Objective:
Show every line in the records below that contains the word "text".

··· Available records ···

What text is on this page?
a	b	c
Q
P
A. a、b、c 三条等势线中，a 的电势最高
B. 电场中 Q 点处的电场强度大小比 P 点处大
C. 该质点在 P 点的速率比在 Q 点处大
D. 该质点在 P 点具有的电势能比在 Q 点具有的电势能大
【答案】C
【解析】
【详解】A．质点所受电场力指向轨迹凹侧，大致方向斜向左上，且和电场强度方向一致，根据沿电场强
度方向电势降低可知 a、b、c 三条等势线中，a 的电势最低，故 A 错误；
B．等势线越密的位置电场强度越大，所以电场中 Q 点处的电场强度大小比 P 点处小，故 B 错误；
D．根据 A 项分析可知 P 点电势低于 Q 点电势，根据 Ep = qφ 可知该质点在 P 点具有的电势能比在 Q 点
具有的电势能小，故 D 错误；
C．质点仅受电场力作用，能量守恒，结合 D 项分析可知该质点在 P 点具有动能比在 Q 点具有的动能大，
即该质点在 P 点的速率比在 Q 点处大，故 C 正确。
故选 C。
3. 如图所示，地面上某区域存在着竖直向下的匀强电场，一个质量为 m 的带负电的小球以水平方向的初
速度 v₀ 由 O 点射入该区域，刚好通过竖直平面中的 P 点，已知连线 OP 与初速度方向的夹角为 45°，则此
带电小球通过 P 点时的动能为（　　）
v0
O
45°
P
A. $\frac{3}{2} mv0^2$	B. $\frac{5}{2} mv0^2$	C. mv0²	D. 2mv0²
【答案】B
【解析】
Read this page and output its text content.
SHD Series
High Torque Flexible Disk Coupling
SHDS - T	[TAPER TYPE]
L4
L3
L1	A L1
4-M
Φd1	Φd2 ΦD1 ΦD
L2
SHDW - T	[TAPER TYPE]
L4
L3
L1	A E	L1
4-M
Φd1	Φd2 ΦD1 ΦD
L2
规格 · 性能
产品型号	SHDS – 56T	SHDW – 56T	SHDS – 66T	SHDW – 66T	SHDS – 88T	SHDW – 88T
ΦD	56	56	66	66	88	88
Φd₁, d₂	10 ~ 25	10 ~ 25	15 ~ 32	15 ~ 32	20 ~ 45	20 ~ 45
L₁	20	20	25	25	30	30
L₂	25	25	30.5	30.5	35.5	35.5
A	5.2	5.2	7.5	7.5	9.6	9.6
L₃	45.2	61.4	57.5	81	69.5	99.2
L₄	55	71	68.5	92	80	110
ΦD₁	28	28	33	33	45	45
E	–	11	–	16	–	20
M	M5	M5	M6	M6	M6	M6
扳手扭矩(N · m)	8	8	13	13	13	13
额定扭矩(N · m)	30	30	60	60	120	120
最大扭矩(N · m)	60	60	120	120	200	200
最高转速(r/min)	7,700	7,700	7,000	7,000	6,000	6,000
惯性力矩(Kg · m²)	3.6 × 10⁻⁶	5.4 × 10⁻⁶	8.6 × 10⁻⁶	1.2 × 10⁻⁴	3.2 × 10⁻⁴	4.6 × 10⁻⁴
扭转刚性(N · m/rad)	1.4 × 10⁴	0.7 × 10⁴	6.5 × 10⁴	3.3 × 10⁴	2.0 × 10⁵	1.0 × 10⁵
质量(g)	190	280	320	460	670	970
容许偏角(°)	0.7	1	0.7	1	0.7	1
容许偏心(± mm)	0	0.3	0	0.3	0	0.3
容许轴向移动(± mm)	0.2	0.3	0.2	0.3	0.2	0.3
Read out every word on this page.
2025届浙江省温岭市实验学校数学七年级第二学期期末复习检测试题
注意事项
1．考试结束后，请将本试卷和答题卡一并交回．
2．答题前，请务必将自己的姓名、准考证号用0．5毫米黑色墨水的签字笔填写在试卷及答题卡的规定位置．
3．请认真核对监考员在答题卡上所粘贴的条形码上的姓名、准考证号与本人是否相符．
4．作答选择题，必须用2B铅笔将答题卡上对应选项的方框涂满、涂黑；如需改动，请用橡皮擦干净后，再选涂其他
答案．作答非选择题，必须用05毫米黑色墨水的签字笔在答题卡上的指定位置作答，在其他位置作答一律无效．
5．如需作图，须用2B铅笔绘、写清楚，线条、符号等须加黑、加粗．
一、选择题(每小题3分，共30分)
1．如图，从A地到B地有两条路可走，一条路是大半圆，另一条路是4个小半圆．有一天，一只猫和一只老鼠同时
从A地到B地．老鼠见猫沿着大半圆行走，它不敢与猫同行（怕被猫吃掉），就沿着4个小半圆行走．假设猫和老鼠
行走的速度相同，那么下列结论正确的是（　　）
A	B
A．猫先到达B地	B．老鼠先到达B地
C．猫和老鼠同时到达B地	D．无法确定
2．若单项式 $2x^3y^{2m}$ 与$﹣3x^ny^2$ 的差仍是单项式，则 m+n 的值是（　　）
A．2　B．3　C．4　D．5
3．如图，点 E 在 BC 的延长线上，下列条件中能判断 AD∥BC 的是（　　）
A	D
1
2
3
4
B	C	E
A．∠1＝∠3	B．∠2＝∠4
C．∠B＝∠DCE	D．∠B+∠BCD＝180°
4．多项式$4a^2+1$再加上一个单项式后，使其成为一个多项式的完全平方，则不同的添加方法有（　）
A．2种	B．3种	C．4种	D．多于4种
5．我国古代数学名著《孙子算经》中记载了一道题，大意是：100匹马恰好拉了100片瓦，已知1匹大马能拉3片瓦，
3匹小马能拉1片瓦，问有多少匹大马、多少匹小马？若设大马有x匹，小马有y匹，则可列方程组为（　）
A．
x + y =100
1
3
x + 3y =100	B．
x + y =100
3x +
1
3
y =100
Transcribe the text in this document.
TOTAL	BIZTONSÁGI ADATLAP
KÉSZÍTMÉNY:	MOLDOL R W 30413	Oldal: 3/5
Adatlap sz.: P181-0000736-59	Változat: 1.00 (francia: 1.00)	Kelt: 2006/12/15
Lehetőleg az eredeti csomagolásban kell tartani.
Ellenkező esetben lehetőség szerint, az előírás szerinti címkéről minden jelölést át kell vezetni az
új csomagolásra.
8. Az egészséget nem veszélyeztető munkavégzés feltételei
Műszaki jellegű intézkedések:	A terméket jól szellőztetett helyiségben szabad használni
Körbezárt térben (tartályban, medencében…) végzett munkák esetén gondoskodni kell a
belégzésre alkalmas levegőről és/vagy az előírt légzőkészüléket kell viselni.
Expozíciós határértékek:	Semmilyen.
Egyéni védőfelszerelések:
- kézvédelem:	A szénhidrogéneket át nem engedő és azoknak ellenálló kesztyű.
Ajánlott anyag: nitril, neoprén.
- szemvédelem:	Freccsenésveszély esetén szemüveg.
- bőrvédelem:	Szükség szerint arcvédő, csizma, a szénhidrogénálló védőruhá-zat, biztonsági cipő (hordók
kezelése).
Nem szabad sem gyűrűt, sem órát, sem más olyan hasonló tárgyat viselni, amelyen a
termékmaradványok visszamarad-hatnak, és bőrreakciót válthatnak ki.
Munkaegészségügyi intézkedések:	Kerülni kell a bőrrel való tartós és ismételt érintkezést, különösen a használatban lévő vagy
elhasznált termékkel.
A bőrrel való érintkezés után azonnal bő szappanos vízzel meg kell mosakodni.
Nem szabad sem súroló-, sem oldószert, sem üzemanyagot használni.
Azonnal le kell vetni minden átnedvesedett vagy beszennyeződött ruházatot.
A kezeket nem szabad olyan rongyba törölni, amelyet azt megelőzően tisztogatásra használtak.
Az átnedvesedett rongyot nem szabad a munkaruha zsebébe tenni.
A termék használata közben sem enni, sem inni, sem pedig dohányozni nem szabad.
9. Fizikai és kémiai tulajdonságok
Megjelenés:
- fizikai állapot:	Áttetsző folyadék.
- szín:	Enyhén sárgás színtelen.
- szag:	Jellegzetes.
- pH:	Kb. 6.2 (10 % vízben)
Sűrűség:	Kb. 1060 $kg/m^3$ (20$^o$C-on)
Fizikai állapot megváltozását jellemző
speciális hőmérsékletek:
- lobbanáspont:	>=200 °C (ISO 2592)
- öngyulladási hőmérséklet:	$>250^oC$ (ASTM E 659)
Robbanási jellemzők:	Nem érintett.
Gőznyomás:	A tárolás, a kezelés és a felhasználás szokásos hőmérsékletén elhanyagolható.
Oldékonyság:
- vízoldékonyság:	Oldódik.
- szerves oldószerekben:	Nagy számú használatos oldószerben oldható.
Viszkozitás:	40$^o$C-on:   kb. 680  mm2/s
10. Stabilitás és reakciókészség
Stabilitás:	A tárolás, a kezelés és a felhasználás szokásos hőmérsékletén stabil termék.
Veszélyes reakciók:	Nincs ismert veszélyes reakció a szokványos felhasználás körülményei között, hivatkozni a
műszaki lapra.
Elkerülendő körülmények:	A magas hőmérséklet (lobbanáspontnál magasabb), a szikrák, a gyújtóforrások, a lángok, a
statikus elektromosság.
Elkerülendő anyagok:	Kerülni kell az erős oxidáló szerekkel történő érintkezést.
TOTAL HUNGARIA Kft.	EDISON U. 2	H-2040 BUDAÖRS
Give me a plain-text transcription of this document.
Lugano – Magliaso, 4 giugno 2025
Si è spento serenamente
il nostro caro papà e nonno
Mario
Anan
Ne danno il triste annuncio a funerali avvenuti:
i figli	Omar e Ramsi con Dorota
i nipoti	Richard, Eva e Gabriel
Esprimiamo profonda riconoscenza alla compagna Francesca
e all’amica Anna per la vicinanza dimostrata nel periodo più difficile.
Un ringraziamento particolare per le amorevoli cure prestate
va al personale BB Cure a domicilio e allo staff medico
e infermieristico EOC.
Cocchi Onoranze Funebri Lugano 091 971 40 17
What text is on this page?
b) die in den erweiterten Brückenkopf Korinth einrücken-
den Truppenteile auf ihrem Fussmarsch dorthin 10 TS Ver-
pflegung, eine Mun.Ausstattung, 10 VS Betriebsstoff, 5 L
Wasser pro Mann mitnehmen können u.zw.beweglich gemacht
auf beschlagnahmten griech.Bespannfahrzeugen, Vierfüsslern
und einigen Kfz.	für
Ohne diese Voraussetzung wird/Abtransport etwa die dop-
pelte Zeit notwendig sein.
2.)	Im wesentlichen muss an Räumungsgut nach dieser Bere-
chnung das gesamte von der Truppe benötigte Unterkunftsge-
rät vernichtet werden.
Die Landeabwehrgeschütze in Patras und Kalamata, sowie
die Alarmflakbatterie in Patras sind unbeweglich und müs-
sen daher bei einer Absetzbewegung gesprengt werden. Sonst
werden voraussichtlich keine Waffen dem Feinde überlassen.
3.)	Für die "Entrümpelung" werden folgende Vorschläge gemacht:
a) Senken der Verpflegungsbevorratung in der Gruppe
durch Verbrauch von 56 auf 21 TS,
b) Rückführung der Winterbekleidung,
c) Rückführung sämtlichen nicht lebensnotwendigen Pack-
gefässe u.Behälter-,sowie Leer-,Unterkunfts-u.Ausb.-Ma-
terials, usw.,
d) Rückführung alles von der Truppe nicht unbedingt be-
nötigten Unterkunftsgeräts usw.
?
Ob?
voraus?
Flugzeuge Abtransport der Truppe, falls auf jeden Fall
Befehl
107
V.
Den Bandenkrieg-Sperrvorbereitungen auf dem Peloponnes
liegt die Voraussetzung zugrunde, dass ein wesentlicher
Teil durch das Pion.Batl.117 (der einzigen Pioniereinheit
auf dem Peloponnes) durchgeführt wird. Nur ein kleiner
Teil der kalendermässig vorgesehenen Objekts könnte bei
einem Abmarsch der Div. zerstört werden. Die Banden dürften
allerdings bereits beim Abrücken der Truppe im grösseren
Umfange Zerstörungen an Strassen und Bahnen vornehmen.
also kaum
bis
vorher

···

Answer for the task:
What text is on this page?
Read this page and output its text content.
Transcribe the text in this document.
Give me a plain-text transcription of this document.
What text is on this page?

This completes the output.